PROBLEM: Copy out every record precisely.

>> BEGIN

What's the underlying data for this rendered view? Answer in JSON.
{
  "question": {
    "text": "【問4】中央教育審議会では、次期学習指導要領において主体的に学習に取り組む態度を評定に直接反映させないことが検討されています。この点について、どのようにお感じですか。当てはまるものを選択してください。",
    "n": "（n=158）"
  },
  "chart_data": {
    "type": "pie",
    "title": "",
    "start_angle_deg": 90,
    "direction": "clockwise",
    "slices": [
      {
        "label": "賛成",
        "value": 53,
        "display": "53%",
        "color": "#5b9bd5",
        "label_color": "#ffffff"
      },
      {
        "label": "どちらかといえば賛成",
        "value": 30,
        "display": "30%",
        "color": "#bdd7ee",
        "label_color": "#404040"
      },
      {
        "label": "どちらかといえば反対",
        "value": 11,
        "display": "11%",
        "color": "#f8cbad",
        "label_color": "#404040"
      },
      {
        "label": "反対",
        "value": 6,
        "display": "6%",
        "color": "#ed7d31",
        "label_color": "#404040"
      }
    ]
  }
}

>> END

EXERCISE SOLUTION:
What's the underlying data for this rendered view? Answer in JSON.
{
  "question": {
    "text": "【問4】中央教育審議会では、次期学習指導要領において主体的に学習に取り組む態度を評定に直接反映させないことが検討されています。この点について、どのようにお感じですか。当てはまるものを選択してください。",
    "n": "（n=158）"
  },
  "chart_data": {
    "type": "pie",
    "title": "",
    "start_angle_deg": 90,
    "direction": "clockwise",
    "slices": [
      {
        "label": "賛成",
        "value": 53,
        "display": "53%",
        "color": "#5b9bd5",
        "label_color": "#ffffff"
      },
      {
        "label": "どちらかといえば賛成",
        "value": 30,
        "display": "30%",
        "color": "#bdd7ee",
        "label_color": "#404040"
      },
      {
        "label": "どちらかといえば反対",
        "value": 11,
        "display": "11%",
        "color": "#f8cbad",
        "label_color": "#404040"
      },
      {
        "label": "反対",
        "value": 6,
        "display": "6%",
        "color": "#ed7d31",
        "label_color": "#404040"
      }
    ]
  }
}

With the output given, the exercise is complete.